** START OF Supplied records **

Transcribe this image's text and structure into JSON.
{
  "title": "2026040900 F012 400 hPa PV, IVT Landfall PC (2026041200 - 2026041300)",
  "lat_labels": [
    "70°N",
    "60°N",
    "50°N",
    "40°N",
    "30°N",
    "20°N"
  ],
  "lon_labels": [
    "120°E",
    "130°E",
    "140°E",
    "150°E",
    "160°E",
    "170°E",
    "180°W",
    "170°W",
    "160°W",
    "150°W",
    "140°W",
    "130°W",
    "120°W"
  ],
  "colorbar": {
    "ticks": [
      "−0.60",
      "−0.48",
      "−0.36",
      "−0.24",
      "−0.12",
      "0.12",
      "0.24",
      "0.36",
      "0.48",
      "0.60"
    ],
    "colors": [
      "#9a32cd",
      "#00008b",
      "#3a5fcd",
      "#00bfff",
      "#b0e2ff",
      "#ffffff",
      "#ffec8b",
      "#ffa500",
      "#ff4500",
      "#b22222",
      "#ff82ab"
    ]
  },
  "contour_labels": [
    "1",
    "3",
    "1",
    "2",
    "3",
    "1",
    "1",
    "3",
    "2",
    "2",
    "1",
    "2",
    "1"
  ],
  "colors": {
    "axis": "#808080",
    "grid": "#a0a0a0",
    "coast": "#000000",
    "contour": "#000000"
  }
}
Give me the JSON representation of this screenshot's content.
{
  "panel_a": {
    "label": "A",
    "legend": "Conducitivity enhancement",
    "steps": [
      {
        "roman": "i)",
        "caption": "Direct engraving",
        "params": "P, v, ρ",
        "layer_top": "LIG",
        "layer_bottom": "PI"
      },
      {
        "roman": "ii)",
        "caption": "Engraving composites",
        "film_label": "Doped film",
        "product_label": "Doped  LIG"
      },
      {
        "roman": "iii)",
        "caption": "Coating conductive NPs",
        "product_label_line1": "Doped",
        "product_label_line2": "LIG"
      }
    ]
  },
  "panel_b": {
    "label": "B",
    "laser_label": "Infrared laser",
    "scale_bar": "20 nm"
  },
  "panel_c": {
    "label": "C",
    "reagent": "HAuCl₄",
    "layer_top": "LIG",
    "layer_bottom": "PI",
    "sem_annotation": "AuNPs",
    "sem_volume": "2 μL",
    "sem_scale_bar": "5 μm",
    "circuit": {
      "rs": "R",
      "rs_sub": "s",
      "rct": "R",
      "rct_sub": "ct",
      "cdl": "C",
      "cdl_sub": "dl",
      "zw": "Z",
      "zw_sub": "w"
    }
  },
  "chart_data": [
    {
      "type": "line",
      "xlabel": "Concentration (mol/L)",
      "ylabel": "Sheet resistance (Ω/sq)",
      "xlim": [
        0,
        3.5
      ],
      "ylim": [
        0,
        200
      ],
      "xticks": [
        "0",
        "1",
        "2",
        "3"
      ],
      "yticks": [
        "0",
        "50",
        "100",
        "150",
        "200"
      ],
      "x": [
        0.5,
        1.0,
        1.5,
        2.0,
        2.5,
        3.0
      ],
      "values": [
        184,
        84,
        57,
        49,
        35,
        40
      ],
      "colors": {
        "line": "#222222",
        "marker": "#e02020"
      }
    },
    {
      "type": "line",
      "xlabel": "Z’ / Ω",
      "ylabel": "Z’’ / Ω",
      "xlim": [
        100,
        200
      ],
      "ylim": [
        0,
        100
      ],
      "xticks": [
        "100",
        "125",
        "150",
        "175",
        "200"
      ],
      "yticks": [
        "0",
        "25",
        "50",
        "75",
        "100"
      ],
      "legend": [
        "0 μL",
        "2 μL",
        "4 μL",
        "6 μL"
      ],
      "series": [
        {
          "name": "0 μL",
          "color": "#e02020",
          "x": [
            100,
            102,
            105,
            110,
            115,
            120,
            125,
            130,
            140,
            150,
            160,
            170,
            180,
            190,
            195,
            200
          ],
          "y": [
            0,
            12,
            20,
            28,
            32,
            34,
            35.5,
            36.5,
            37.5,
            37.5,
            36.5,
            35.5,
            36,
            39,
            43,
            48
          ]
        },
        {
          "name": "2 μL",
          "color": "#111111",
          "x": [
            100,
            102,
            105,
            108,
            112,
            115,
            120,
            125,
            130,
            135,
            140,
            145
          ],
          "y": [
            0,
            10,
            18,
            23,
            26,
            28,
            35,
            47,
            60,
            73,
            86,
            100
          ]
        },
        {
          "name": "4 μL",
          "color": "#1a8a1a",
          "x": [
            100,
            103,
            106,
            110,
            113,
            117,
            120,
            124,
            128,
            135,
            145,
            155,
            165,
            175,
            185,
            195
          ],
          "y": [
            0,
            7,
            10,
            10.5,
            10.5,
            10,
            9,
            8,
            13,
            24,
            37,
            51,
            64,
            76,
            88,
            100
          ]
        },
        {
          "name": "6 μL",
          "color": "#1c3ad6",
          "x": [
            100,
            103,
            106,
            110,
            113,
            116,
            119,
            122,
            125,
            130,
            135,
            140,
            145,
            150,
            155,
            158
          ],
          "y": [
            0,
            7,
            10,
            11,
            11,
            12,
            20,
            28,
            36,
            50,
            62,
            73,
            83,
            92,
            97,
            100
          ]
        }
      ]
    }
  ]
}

** END OF Supplied records **

**Task statement**
Isolate each line of the listing above that includes "this". Copy it.

**Result of the task**
Transcribe this image's text and structure into JSON.
Give me the JSON representation of this screenshot's content.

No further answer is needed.